--- start of SUPPLIED PASSAGE ---
With these benefits of exercising in warmer, hopefully you have been giving some reasons to either starting too or beginning taking your exercise more seriously. In either case, here are some standard pointers to help keep yourself accountable to your health and fitness goals:

Be realistic. Never expect to lose 20 pounds in two weeks or even three. Set goals that are realistic with the effort and commitment that you can give to them. Also, make sure you have the resources available to achieve your goals. Don’t choose swimming as your form of exercise if you don’t have access to a pool or running outdoors when it’s going to be so hot.

Consider the obstacles. Think about what might get in the way of your going for a brisk walk or biking at least three times a week. Yes, the weather in the Phoenix valley is about to match the surface of the sun, but that doesn’t stop you from getting out in it early in the morning, and most fitness centers have air conditioning after all.

Talk to a trainer. It’s important that your exercise routine be made of activities you like. So many people are turned off from fitness from the mundane, day to day repeating exercises. As I have mentioned countless times, dynamic training is the only way to go in my opinion as it changes the routines every single day. If not working with a professional full time, why not consult with one to see if they can offer a flexible routine you can adjust and modify on your own?

Enjoy the warms months ahead and all the activities and events to ensue, but don’t abandon all the progress you have made thus far (or cease the progress you are currently making) just from the general laid back mentality that accompanies the season.
--- end of SUPPLIED PASSAGE ---
→ **EXERCISE INSTRUCTIONS**
- a) Rewrite the part of the exercise-tips passage starting at "Be realistic. Never" and ending at "to be so hot.", substituting "lap pool" for "pool".
- b) Answer these questions from the exercise-tips passage:
(i) How often a week does it suggest going for a brisk walk or biking?
(ii) What do most fitness centers have, according to it?
(iii) Which kind of training does the writer call the only way to go?
- c) Summarize the exercise-tips passage in two sentences.
The items come from a separate source unrelated to the text.
--- start of EXTRACTED DATA ---
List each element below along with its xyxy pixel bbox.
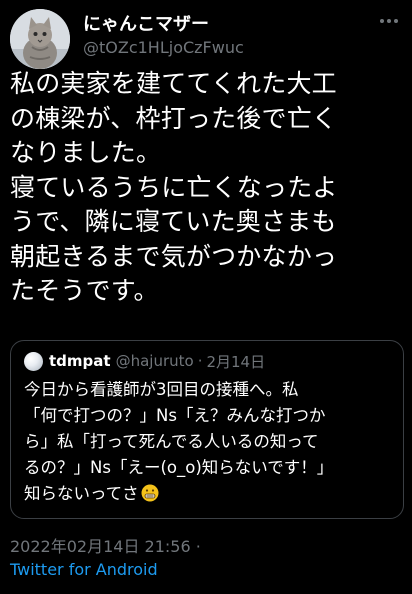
tweet: にゃんこマザー @tOZc1HLjoCzFwuc 私の実家を建ててくれた大工 の… — [0, 0, 412, 594]
quoted-avatar — [24, 351, 43, 371]
author-handle[interactable]: @tOZc1HLjoCzFwuc — [83, 38, 244, 57]
quoted-date: 2月14日 — [206, 352, 266, 371]
author-display-name[interactable]: にゃんこマザー — [83, 10, 209, 36]
more-options-icon[interactable] — [378, 10, 400, 32]
tweet-text: 私の実家を建ててくれた大工 の棟梁が、枠打った後で亡く なりました。 寝ているう… — [10, 69, 338, 305]
avatar[interactable] — [10, 9, 70, 69]
quoted-tweet-body: 今日から看護師が3回目の接種へ。私 「何で打つの？」Ns「え？みんな打つか ら」… — [24, 377, 392, 507]
quoted-author-handle: @hajuruto — [115, 352, 194, 370]
quoted-author-name: tdmpat — [49, 352, 111, 370]
quoted-tweet-text: 今日から看護師が3回目の接種へ。私 「何で打つの？」Ns「え？みんな打つか ら」… — [24, 380, 334, 503]
quoted-tweet-header: tdmpat @hajuruto · 2月14日 — [24, 351, 265, 371]
grimacing-face-icon — [141, 484, 159, 502]
cat-avatar-icon — [10, 9, 70, 69]
tweet-timestamp[interactable]: 2022年02月14日 21:56 · — [10, 533, 201, 557]
tweet-source-link[interactable]: Twitter for Android — [10, 560, 158, 579]
quoted-tweet-card[interactable]: tdmpat @hajuruto · 2月14日 今日から看護師が3回目の接種へ… — [10, 340, 404, 519]
quoted-separator: · — [197, 352, 203, 370]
--- end of EXTRACTED DATA ---
→ **WORKED ANSWERS**
- a)
Be realistic. Never expect to lose 20 pounds in two weeks or even three. Set goals that are realistic with the effort and commitment that you can give to them. Also, make sure you have the resources available to achieve your goals. Don’t choose swimming as your form of exercise if you don’t have access to a lap pool or running outdoors when it’s going to be so hot.

- b)
(i) At least three times a week.
(ii) Air conditioning.
(iii) Dynamic training.

- c) The passage gives pointers for staying accountable to fitness goals: set realistic goals that match your effort and resources, and consider obstacles such as the Phoenix valley heat, which early-morning outings and air-conditioned fitness centers can work around. It also recommends consulting a trainer for a flexible routine of activities you like and warns against abandoning your progress because of the laid-back mood of the warm months.